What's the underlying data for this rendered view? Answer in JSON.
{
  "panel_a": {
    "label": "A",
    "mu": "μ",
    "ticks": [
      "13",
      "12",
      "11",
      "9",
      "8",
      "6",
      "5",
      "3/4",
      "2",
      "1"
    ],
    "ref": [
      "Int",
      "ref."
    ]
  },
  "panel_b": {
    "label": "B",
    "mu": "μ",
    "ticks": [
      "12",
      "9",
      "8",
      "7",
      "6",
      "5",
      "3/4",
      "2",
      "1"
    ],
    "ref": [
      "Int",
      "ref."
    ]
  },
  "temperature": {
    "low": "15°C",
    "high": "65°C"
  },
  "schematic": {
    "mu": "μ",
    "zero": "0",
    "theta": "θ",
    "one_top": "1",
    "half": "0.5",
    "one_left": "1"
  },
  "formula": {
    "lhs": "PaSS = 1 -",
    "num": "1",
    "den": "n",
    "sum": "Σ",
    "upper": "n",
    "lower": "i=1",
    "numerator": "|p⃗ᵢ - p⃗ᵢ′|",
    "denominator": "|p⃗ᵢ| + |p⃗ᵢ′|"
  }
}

** EXERCISE BRIEF **
Retype each record exactly, leaving nothing out.

** RESPONSE FOR THIS EXERCISE **
What's the underlying data for this rendered view? Answer in JSON.
{
  "panel_a": {
    "label": "A",
    "mu": "μ",
    "ticks": [
      "13",
      "12",
      "11",
      "9",
      "8",
      "6",
      "5",
      "3/4",
      "2",
      "1"
    ],
    "ref": [
      "Int",
      "ref."
    ]
  },
  "panel_b": {
    "label": "B",
    "mu": "μ",
    "ticks": [
      "12",
      "9",
      "8",
      "7",
      "6",
      "5",
      "3/4",
      "2",
      "1"
    ],
    "ref": [
      "Int",
      "ref."
    ]
  },
  "temperature": {
    "low": "15°C",
    "high": "65°C"
  },
  "schematic": {
    "mu": "μ",
    "zero": "0",
    "theta": "θ",
    "one_top": "1",
    "half": "0.5",
    "one_left": "1"
  },
  "formula": {
    "lhs": "PaSS = 1 -",
    "num": "1",
    "den": "n",
    "sum": "Σ",
    "upper": "n",
    "lower": "i=1",
    "numerator": "|p⃗ᵢ - p⃗ᵢ′|",
    "denominator": "|p⃗ᵢ| + |p⃗ᵢ′|"
  }
}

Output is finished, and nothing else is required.